(begin)
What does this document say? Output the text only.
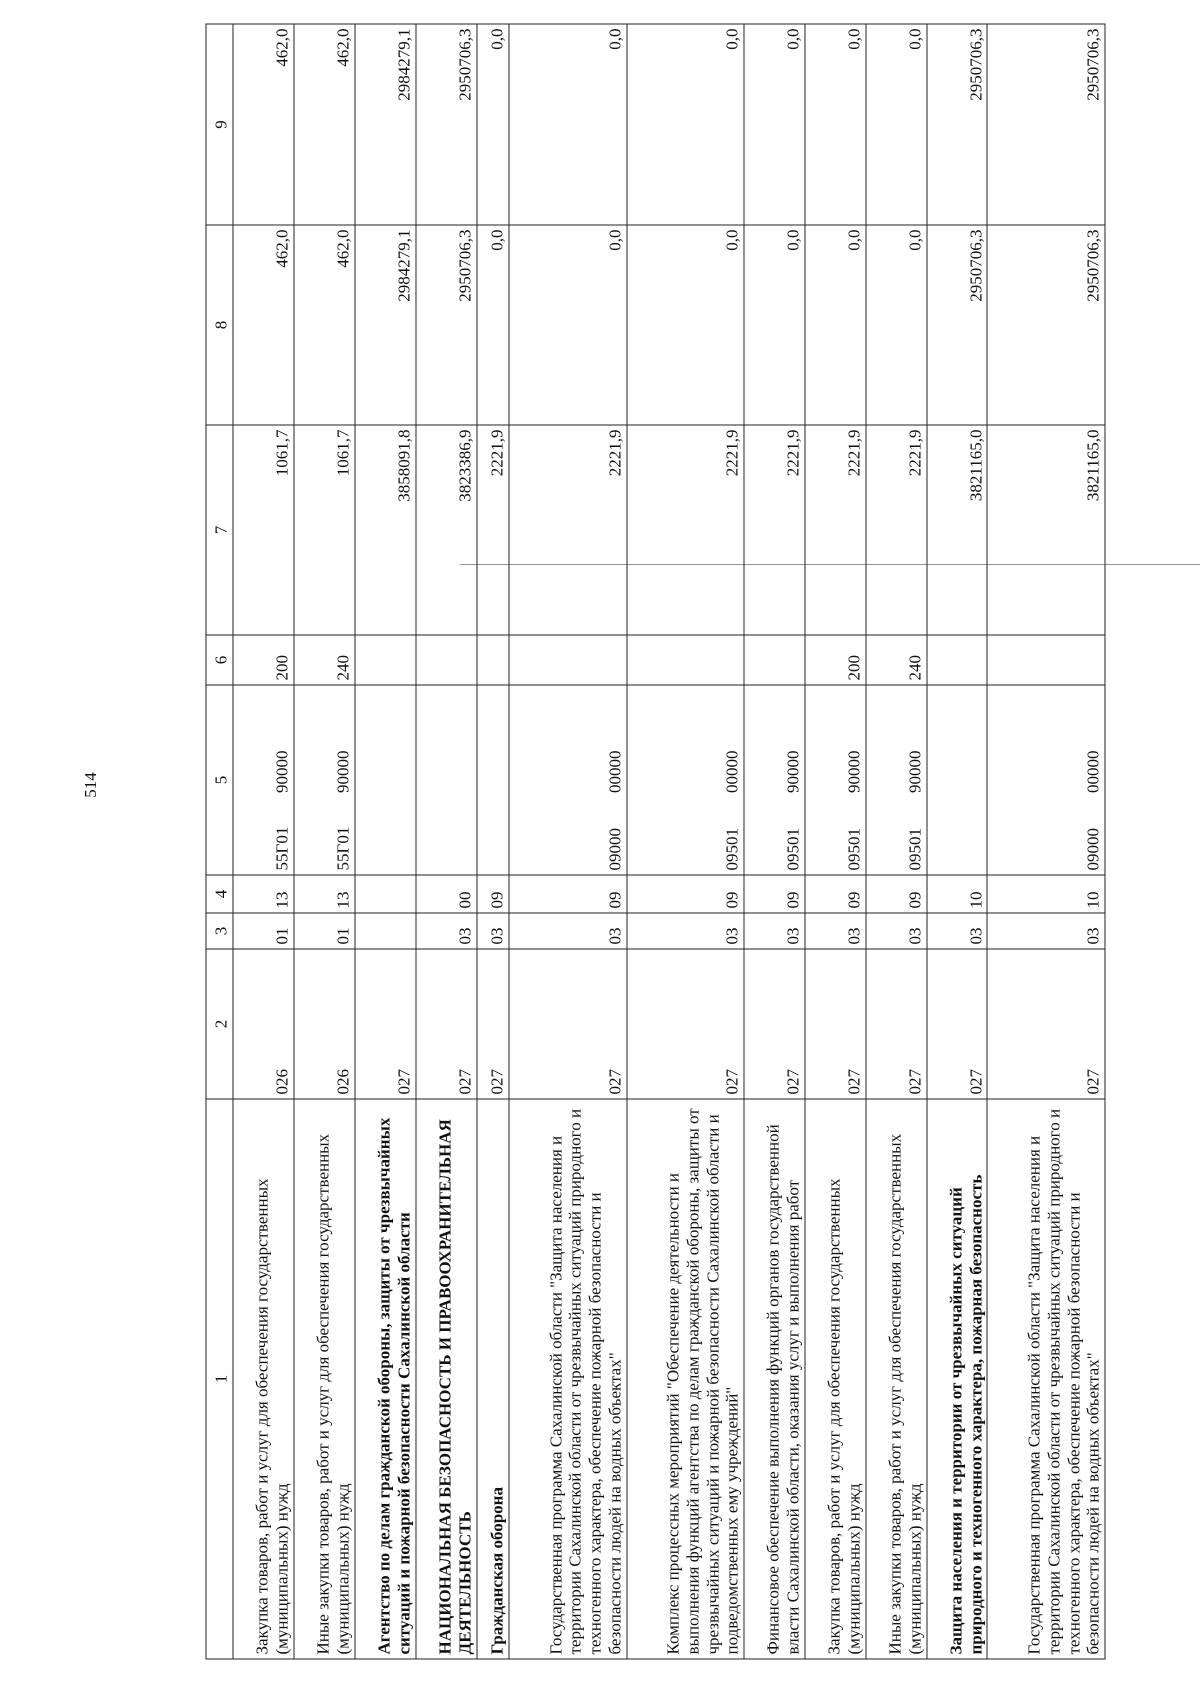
514
1	2	3	4	5	6	7	8	9
Закупка товаров, работ и услуг для обеспечения государственных (муниципальных) нужд	026	01	13	55Г0190000	200	1061,7	462,0	462,0
Иные закупки товаров, работ и услуг для обеспечения государственных (муниципальных) нужд	026	01	13	55Г0190000	240	1061,7	462,0	462,0
Агентство по делам гражданской обороны, защиты от чрезвычайных ситуаций и пожарной безопасности Сахалинской области	027					3858091,8	2984279,1	2984279,1
НАЦИОНАЛЬНАЯ БЕЗОПАСНОСТЬ И ПРАВООХРАНИТЕЛЬНАЯ ДЕЯТЕЛЬНОСТЬ	027	03	00			3823386,9	2950706,3	2950706,3
Гражданская оборона	027	03	09			2221,9	0,0	0,0
Государственная программа Сахалинской области "Защита населения и территории Сахалинской области от чрезвычайных ситуаций природного и техногенного характера, обеспечение пожарной безопасности и безопасности людей на водных объектах"	027	03	09	0900000000		2221,9	0,0	0,0
Комплекс процессных мероприятий "Обеспечение деятельности и выполнения функций агентства по делам гражданской обороны, защиты от чрезвычайных ситуаций и пожарной безопасности Сахалинской области и подведомственных ему учреждений"	027	03	09	0950100000		2221,9	0,0	0,0
Финансовое обеспечение выполнения функций органов государственной власти Сахалинской области, оказания услуг и выполнения работ	027	03	09	0950190000		2221,9	0,0	0,0
Закупка товаров, работ и услуг для обеспечения государственных (муниципальных) нужд	027	03	09	0950190000	200	2221,9	0,0	0,0
Иные закупки товаров, работ и услуг для обеспечения государственных (муниципальных) нужд	027	03	09	0950190000	240	2221,9	0,0	0,0
Защита населения и территории от чрезвычайных ситуаций природного и техногенного характера, пожарная безопасность	027	03	10			3821165,0	2950706,3	2950706,3
Государственная программа Сахалинской области "Защита населения и территории Сахалинской области от чрезвычайных ситуаций природного и техногенного характера, обеспечение пожарной безопасности и безопасности людей на водных объектах"	027	03	10	0900000000		3821165,0	2950706,3	2950706,3
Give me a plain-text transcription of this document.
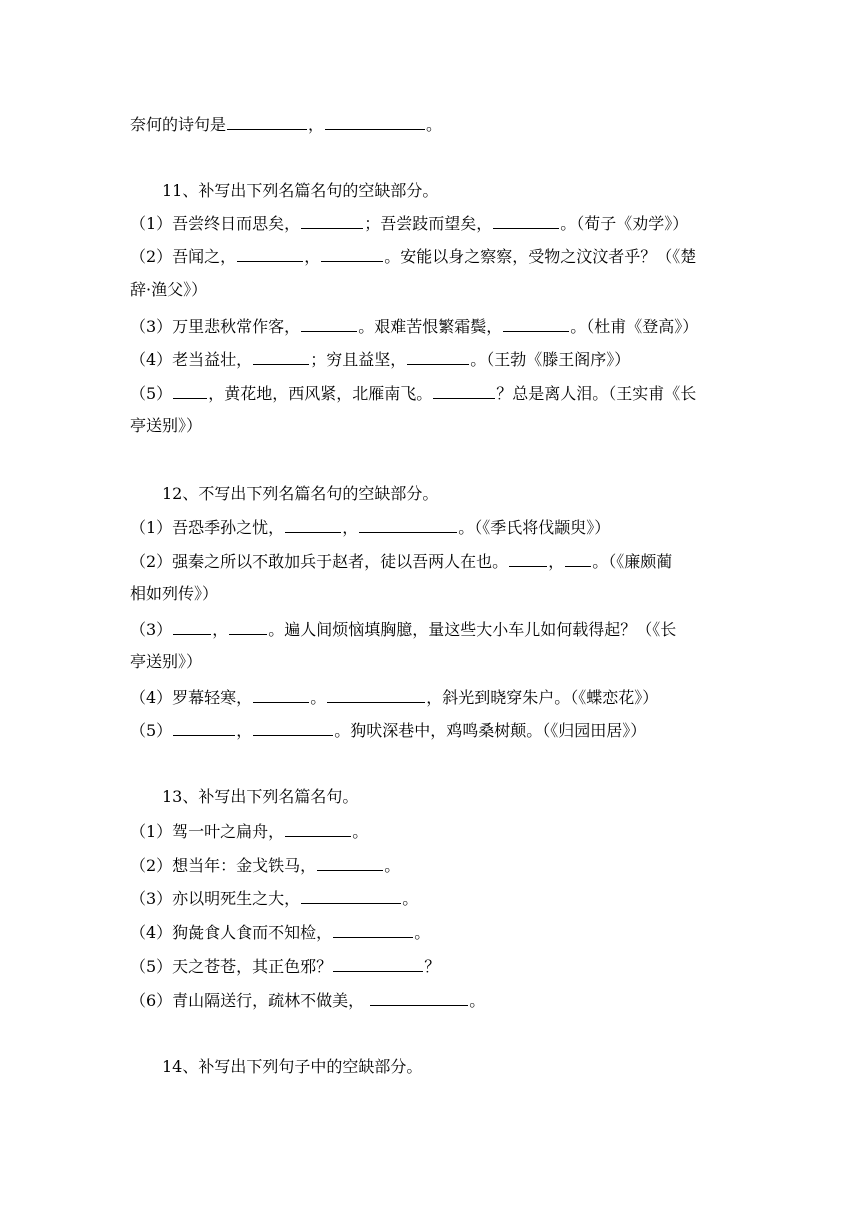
奈何的诗句是	，	。
11、补写出下列名篇名句的空缺部分。
（1）吾尝终日而思矣，	；吾尝跂而望矣，	。（荀子《劝学》）
（2）吾闻之，	，	。安能以身之察察，受物之汶汶者乎？（《楚
辞·渔父》）
（3）万里悲秋常作客，	。艰难苦恨繁霜鬓，	。（杜甫《登高》）
（4）老当益壮，	；穷且益坚，	。（王勃《滕王阁序》）
（5） ，黄花地，西风紧，北雁南飞。	？总是离人泪。（王实甫《长
亭送别》）
12、不写出下列名篇名句的空缺部分。
（1）吾恐季孙之忧，	，	。（《季氏将伐颛臾》）
（2）强秦之所以不敢加兵于赵者，徒以吾两人在也。	， 。（《廉颇蔺
相如列传》）
（3）	，	。遍人间烦恼填胸臆，量这些大小车儿如何载得起？（《长
亭送别》）
（4）罗幕轻寒，	。	，斜光到晓穿朱户。（《蝶恋花》）
（5）	，	。狗吠深巷中，鸡鸣桑树颠。（《归园田居》）
13、补写出下列名篇名句。
（1）驾一叶之扁舟，	。
（2）想当年：金戈铁马，	。
（3）亦以明死生之大，	。
（4）狗彘食人食而不知检，	。
（5）天之苍苍，其正色邪？	？
（6）青山隔送行，疏林不做美，	。
14、补写出下列句子中的空缺部分。
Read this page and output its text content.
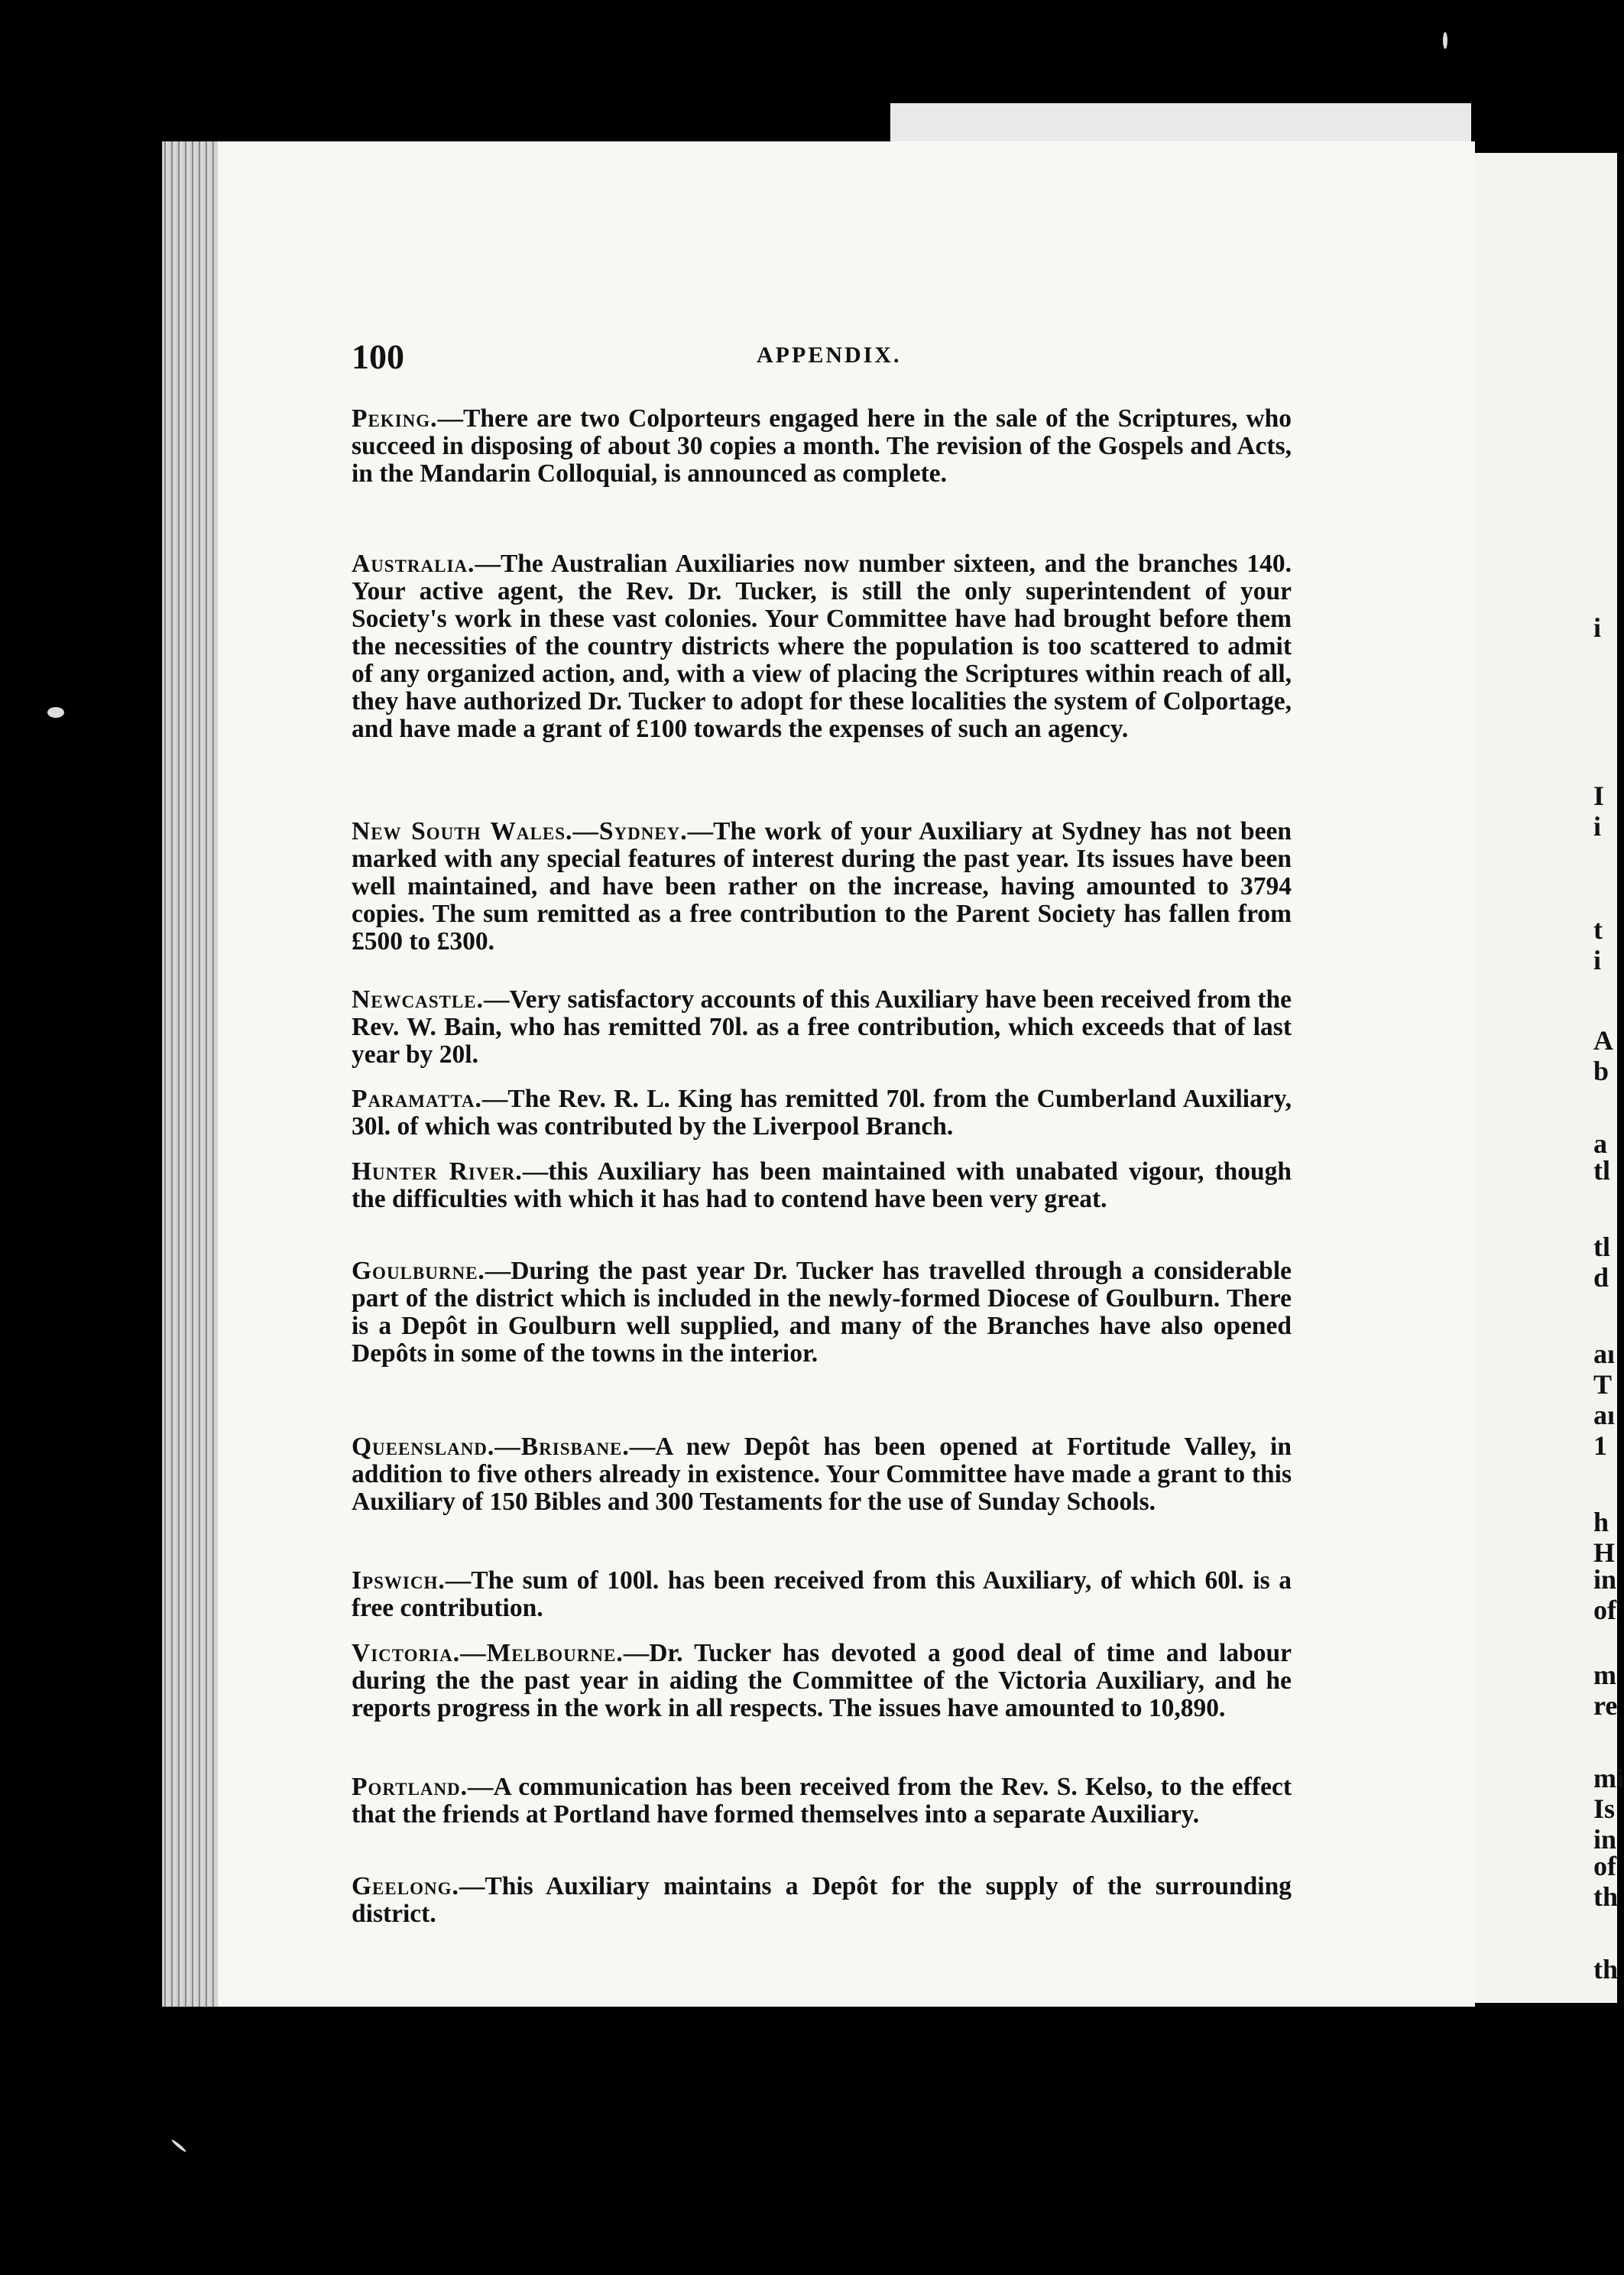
100	APPENDIX.

Peking.—There are two Colporteurs engaged here in the sale of the Scriptures, who succeed in disposing of about 30 copies a month. The revision of the Gospels and Acts, in the Mandarin Colloquial, is announced as complete.

Australia.—The Australian Auxiliaries now number sixteen, and the branches 140. Your active agent, the Rev. Dr. Tucker, is still the only superintendent of your Society's work in these vast colonies. Your Committee have had brought before them the necessities of the country districts where the population is too scattered to admit of any organized action, and, with a view of placing the Scriptures within reach of all, they have authorized Dr. Tucker to adopt for these localities the system of Colportage, and have made a grant of £100 towards the expenses of such an agency.

New South Wales.—Sydney.—The work of your Auxiliary at Sydney has not been marked with any special features of interest during the past year. Its issues have been well maintained, and have been rather on the increase, having amounted to 3794 copies. The sum remitted as a free contribution to the Parent Society has fallen from £500 to £300.

Newcastle.—Very satisfactory accounts of this Auxiliary have been received from the Rev. W. Bain, who has remitted 70l. as a free contribution, which exceeds that of last year by 20l.

Paramatta.—The Rev. R. L. King has remitted 70l. from the Cumberland Auxiliary, 30l. of which was contributed by the Liverpool Branch.

Hunter River.—this Auxiliary has been maintained with unabated vigour, though the difficulties with which it has had to contend have been very great.

Goulburne.—During the past year Dr. Tucker has travelled through a considerable part of the district which is included in the newly-formed Diocese of Goulburn. There is a Depôt in Goulburn well supplied, and many of the Branches have also opened Depôts in some of the towns in the interior.

Queensland.—Brisbane.—A new Depôt has been opened at Fortitude Valley, in addition to five others already in existence. Your Committee have made a grant to this Auxiliary of 150 Bibles and 300 Testaments for the use of Sunday Schools.

Ipswich.—The sum of 100l. has been received from this Auxiliary, of which 60l. is a free contribution.

Victoria.—Melbourne.—Dr. Tucker has devoted a good deal of time and labour during the the past year in aiding the Committee of the Victoria Auxiliary, and he reports progress in the work in all respects. The issues have amounted to 10,890.

Portland.—A communication has been received from the Rev. S. Kelso, to the effect that the friends at Portland have formed themselves into a separate Auxiliary.

Geelong.—This Auxiliary maintains a Depôt for the supply of the surrounding district.

i
I
i
t
i
A
b
a
tl
tl
d
aı
T
aı
1
h
H
in
of
m
re
mi
Is
in
of
th
th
(end)
WRITTEN TASK. In the lines above, find each one with "закупки" and list it.

EXERCISE ANSWER.
Иные закупки товаров, работ и услуг для обеспечения государственных (муниципальных) нужд	026	01	13	55Г0190000	240	1061,7	462,0	462,0
Иные закупки товаров, работ и услуг для обеспечения государственных (муниципальных) нужд	027	03	09	0950190000	240	2221,9	0,0	0,0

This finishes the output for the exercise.